■ **Task to complete**
Give again, word for word, only the lines from the one containing "What does this" through the final line.

■ **Material supplied**
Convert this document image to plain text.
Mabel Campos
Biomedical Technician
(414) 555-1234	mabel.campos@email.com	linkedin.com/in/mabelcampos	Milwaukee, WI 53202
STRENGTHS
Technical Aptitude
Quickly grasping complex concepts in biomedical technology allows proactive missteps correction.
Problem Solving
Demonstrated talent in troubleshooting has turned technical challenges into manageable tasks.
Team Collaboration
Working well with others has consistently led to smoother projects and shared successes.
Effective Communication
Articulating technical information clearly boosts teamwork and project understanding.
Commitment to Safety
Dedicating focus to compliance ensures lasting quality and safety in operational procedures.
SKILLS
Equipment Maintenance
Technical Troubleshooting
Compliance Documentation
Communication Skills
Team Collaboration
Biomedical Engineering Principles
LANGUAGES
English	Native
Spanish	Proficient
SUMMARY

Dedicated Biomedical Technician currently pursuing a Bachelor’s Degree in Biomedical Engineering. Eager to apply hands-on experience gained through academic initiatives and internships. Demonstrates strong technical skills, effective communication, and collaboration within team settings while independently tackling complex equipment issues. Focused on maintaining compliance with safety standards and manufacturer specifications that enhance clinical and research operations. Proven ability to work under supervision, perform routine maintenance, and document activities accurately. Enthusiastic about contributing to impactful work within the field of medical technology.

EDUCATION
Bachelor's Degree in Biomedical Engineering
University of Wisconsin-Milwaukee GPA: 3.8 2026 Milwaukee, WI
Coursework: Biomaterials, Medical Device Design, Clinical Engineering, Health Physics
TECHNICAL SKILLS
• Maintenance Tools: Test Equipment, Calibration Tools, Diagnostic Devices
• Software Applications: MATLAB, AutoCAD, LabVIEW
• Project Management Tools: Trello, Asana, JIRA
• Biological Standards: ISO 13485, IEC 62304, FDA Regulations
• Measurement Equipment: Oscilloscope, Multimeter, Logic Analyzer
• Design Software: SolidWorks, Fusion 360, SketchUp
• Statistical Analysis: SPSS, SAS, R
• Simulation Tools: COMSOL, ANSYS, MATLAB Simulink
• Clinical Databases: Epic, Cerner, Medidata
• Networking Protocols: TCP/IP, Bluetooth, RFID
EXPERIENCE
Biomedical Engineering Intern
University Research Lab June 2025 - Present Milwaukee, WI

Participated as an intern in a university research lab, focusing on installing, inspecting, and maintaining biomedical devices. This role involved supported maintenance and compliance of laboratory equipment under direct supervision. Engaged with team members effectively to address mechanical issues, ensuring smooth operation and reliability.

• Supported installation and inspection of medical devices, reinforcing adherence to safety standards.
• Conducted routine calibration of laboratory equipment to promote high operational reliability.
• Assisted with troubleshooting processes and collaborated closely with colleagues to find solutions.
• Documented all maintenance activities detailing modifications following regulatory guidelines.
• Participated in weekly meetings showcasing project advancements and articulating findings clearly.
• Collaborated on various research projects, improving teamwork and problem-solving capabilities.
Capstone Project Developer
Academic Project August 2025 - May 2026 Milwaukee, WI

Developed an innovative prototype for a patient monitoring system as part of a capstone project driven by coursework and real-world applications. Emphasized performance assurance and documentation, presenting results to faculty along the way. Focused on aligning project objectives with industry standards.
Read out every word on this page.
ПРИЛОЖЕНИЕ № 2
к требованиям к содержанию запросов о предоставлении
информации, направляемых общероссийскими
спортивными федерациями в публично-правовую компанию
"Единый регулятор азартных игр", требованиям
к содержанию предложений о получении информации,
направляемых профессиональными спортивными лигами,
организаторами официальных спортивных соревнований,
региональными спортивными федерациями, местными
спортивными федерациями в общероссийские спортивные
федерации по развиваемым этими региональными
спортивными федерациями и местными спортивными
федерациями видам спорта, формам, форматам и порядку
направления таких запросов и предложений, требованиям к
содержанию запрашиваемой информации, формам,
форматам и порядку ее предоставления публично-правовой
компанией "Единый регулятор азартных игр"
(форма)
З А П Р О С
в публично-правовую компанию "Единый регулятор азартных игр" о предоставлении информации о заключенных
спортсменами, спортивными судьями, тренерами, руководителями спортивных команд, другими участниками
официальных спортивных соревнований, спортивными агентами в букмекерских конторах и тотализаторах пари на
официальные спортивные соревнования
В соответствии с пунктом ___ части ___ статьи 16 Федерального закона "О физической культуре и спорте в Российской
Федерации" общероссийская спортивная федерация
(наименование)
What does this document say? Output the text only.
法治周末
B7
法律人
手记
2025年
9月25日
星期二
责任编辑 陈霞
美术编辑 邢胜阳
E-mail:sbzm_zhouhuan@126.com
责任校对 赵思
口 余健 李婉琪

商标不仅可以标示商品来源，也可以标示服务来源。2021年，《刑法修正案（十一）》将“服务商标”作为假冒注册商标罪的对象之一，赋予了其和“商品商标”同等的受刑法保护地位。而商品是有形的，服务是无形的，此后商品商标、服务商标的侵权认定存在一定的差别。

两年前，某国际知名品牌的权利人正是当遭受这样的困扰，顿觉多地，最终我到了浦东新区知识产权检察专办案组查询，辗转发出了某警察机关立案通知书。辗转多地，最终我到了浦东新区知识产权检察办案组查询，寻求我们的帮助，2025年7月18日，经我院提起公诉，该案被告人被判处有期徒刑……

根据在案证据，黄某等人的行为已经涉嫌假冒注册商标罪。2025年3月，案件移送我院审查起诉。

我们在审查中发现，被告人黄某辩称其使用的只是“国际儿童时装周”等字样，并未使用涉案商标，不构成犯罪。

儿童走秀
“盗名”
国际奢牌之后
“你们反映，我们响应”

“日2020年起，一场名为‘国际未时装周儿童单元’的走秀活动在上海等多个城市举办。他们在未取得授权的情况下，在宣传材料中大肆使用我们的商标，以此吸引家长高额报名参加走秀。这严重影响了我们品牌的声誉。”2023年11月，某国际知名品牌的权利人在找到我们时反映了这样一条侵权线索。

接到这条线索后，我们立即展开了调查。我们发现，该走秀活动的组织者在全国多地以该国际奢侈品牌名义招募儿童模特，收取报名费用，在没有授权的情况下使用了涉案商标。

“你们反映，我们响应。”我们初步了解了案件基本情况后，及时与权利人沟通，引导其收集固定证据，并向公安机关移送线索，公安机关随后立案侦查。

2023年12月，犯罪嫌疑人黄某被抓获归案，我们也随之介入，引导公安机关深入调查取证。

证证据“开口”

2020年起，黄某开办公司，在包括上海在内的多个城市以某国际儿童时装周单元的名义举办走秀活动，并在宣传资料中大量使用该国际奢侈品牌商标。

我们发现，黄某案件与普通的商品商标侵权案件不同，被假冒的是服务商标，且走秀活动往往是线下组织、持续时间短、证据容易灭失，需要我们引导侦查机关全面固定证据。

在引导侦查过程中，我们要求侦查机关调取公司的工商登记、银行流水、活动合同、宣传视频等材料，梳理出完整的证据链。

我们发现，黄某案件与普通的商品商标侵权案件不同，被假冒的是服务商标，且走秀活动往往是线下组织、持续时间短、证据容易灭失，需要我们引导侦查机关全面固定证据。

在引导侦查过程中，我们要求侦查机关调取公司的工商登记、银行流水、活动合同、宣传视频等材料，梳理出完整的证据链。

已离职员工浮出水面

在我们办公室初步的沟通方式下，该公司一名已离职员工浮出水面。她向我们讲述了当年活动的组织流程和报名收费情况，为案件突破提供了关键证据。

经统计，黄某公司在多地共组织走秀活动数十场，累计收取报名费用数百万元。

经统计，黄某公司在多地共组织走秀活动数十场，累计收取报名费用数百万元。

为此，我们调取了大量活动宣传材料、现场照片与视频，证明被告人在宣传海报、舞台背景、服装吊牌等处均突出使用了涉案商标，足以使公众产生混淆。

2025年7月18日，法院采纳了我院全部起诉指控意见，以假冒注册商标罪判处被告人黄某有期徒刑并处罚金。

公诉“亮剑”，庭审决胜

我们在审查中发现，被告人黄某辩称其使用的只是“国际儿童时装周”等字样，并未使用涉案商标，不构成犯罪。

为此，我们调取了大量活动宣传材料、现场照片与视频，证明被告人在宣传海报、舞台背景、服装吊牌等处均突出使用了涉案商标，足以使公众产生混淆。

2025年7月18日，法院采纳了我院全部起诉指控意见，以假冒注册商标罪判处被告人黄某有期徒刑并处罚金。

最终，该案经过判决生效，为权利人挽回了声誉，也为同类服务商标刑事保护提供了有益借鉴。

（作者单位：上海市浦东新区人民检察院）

■ **Completed exercise**
What does this document say? Output the text only.
法治周末
B7
法律人
手记
2025年
9月25日
星期二
责任编辑 陈霞
美术编辑 邢胜阳
E-mail:sbzm_zhouhuan@126.com
责任校对 赵思
口 余健 李婉琪

商标不仅可以标示商品来源，也可以标示服务来源。2021年，《刑法修正案（十一）》将“服务商标”作为假冒注册商标罪的对象之一，赋予了其和“商品商标”同等的受刑法保护地位。而商品是有形的，服务是无形的，此后商品商标、服务商标的侵权认定存在一定的差别。

两年前，某国际知名品牌的权利人正是当遭受这样的困扰，顿觉多地，最终我到了浦东新区知识产权检察专办案组查询，辗转发出了某警察机关立案通知书。辗转多地，最终我到了浦东新区知识产权检察办案组查询，寻求我们的帮助，2025年7月18日，经我院提起公诉，该案被告人被判处有期徒刑……

根据在案证据，黄某等人的行为已经涉嫌假冒注册商标罪。2025年3月，案件移送我院审查起诉。

我们在审查中发现，被告人黄某辩称其使用的只是“国际儿童时装周”等字样，并未使用涉案商标，不构成犯罪。

儿童走秀
“盗名”
国际奢牌之后
“你们反映，我们响应”

“日2020年起，一场名为‘国际未时装周儿童单元’的走秀活动在上海等多个城市举办。他们在未取得授权的情况下，在宣传材料中大肆使用我们的商标，以此吸引家长高额报名参加走秀。这严重影响了我们品牌的声誉。”2023年11月，某国际知名品牌的权利人在找到我们时反映了这样一条侵权线索。

接到这条线索后，我们立即展开了调查。我们发现，该走秀活动的组织者在全国多地以该国际奢侈品牌名义招募儿童模特，收取报名费用，在没有授权的情况下使用了涉案商标。

“你们反映，我们响应。”我们初步了解了案件基本情况后，及时与权利人沟通，引导其收集固定证据，并向公安机关移送线索，公安机关随后立案侦查。

2023年12月，犯罪嫌疑人黄某被抓获归案，我们也随之介入，引导公安机关深入调查取证。

证证据“开口”

2020年起，黄某开办公司，在包括上海在内的多个城市以某国际儿童时装周单元的名义举办走秀活动，并在宣传资料中大量使用该国际奢侈品牌商标。

我们发现，黄某案件与普通的商品商标侵权案件不同，被假冒的是服务商标，且走秀活动往往是线下组织、持续时间短、证据容易灭失，需要我们引导侦查机关全面固定证据。

在引导侦查过程中，我们要求侦查机关调取公司的工商登记、银行流水、活动合同、宣传视频等材料，梳理出完整的证据链。

我们发现，黄某案件与普通的商品商标侵权案件不同，被假冒的是服务商标，且走秀活动往往是线下组织、持续时间短、证据容易灭失，需要我们引导侦查机关全面固定证据。

在引导侦查过程中，我们要求侦查机关调取公司的工商登记、银行流水、活动合同、宣传视频等材料，梳理出完整的证据链。

已离职员工浮出水面

在我们办公室初步的沟通方式下，该公司一名已离职员工浮出水面。她向我们讲述了当年活动的组织流程和报名收费情况，为案件突破提供了关键证据。

经统计，黄某公司在多地共组织走秀活动数十场，累计收取报名费用数百万元。

经统计，黄某公司在多地共组织走秀活动数十场，累计收取报名费用数百万元。

为此，我们调取了大量活动宣传材料、现场照片与视频，证明被告人在宣传海报、舞台背景、服装吊牌等处均突出使用了涉案商标，足以使公众产生混淆。

2025年7月18日，法院采纳了我院全部起诉指控意见，以假冒注册商标罪判处被告人黄某有期徒刑并处罚金。

公诉“亮剑”，庭审决胜

我们在审查中发现，被告人黄某辩称其使用的只是“国际儿童时装周”等字样，并未使用涉案商标，不构成犯罪。

为此，我们调取了大量活动宣传材料、现场照片与视频，证明被告人在宣传海报、舞台背景、服装吊牌等处均突出使用了涉案商标，足以使公众产生混淆。

2025年7月18日，法院采纳了我院全部起诉指控意见，以假冒注册商标罪判处被告人黄某有期徒刑并处罚金。

最终，该案经过判决生效，为权利人挽回了声誉，也为同类服务商标刑事保护提供了有益借鉴。

（作者单位：上海市浦东新区人民检察院）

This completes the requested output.